Selected text:
* * *

Junger seeks an injunction against the enforcement of provisions of
the International Traffic in Arms Regulations that require him to get
the permission of the State Department's Office of Defense Trade
Controls (the "ODTC") before he can communicate information about
cryptographic software to foreign persons, ``whether in the United
States or abroad.'' The penalty for failing to get such permission
before disclosing the information can be as great as a fine of one
million dollars and imprisonment for ten years. These provisions
effectively prevent Junger from admitting foreign students to the
course that he teaches about Computers and the Law at Case Western
Reserve Law School in Cleveland, Ohio, and keep him from publishing
his course materials and articles containing cryptographic software,
or explaining what it does, how and where to get it, and how to use
it.
The challenged licensing scheme threatens the long-run viability of
the United States software industry and, according to a blue-ribbon
panel of the National Research Council, already costs that industry at
least ``a few hundred million dollars per year ..., and all
indications are that this figure will only grow in the future.'' The
regulations have been extensively criticized by industry and bills to
repeal or limit them are now pending in Congress.

* * *

Short problem 1:
Answer these questions using the cryptography passage:
(a) Which office's permission does Junger need before sharing information about cryptographic software with foreign persons?
(b) What is the longest prison term for failing to get that permission?
(c) What does the National Research Council panel say the licensing scheme already costs the software industry each year?
The cryptography passage and the entries after it are separate material.

* * *

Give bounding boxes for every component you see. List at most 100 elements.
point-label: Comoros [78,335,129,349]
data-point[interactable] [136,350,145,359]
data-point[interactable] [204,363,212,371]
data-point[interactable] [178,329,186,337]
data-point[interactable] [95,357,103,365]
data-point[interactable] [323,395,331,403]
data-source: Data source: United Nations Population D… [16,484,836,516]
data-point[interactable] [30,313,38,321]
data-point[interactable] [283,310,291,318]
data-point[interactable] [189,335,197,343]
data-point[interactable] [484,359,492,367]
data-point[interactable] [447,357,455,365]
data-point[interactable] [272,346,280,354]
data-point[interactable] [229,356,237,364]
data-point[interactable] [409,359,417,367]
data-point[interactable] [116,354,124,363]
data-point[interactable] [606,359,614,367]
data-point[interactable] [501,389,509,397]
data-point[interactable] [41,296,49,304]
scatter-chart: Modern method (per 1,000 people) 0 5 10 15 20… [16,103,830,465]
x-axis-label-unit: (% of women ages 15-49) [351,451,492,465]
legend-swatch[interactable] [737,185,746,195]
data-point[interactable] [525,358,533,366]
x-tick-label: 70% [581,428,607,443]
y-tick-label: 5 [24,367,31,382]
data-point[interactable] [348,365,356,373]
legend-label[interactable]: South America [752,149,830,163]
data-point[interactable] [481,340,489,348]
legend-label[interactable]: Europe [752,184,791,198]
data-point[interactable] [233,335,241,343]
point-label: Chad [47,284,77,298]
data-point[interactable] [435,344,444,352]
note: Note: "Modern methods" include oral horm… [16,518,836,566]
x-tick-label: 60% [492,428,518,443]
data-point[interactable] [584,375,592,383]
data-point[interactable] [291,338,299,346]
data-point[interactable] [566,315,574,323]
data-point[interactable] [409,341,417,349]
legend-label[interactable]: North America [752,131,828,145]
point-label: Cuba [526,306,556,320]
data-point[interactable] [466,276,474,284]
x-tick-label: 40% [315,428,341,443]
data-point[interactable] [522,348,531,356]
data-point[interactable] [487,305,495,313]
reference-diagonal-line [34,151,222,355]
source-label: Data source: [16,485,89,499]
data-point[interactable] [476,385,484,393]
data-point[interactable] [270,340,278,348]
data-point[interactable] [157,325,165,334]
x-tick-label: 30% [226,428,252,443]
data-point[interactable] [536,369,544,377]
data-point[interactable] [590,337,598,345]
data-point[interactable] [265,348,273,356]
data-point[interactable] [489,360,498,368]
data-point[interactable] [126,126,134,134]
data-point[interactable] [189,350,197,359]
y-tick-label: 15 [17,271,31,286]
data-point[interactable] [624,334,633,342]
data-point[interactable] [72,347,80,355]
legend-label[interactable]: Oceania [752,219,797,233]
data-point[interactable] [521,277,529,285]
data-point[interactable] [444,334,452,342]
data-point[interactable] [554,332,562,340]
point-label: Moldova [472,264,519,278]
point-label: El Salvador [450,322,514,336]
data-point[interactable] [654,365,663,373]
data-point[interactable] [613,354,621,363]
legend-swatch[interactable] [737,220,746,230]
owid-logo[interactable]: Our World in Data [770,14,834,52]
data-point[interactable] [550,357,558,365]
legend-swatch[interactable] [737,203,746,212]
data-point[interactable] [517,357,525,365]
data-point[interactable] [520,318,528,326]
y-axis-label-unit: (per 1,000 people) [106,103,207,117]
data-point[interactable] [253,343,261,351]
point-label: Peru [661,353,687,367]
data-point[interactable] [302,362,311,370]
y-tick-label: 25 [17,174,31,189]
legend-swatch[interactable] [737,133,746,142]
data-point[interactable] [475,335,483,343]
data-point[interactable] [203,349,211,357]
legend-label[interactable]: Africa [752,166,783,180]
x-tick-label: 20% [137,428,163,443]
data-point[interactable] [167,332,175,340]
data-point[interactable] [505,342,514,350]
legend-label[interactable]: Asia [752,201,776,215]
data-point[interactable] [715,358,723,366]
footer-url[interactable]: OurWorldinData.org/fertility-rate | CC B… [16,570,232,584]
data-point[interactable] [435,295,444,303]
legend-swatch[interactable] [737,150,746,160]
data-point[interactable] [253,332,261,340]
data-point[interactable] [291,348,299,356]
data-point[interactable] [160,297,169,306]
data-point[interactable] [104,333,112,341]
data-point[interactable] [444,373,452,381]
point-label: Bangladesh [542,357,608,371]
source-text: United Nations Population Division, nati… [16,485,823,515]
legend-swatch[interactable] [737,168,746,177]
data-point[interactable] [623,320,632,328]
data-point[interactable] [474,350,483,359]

* * *

Short problem 2: Rewrite the entries as a numbered list, starting at the first line of the entries and ending at the line that contains "data-point[interactable] [435,344,444,352]", with both included and blank lines left out.

Result 1:
(a) The State Department's Office of Defense Trade Controls (the "ODTC")
(b) Ten years
(c) At least "a few hundred million dollars per year"

Result 2:
1. Give bounding boxes for every component you see. List at most 100 elements.
2. point-label: Comoros [78,335,129,349]
3. data-point[interactable] [136,350,145,359]
4. data-point[interactable] [204,363,212,371]
5. data-point[interactable] [178,329,186,337]
6. data-point[interactable] [95,357,103,365]
7. data-point[interactable] [323,395,331,403]
8. data-source: Data source: United Nations Population D… [16,484,836,516]
9. data-point[interactable] [30,313,38,321]
10. data-point[interactable] [283,310,291,318]
11. data-point[interactable] [189,335,197,343]
12. data-point[interactable] [484,359,492,367]
13. data-point[interactable] [447,357,455,365]
14. data-point[interactable] [272,346,280,354]
15. data-point[interactable] [229,356,237,364]
16. data-point[interactable] [409,359,417,367]
17. data-point[interactable] [116,354,124,363]
18. data-point[interactable] [606,359,614,367]
19. data-point[interactable] [501,389,509,397]
20. data-point[interactable] [41,296,49,304]
21. scatter-chart: Modern method (per 1,000 people) 0 5 10 15 20… [16,103,830,465]
22. x-axis-label-unit: (% of women ages 15-49) [351,451,492,465]
23. legend-swatch[interactable] [737,185,746,195]
24. data-point[interactable] [525,358,533,366]
25. x-tick-label: 70% [581,428,607,443]
26. y-tick-label: 5 [24,367,31,382]
27. data-point[interactable] [348,365,356,373]
28. legend-label[interactable]: South America [752,149,830,163]
29. data-point[interactable] [481,340,489,348]
30. legend-label[interactable]: Europe [752,184,791,198]
31. data-point[interactable] [233,335,241,343]
32. point-label: Chad [47,284,77,298]
33. data-point[interactable] [435,344,444,352]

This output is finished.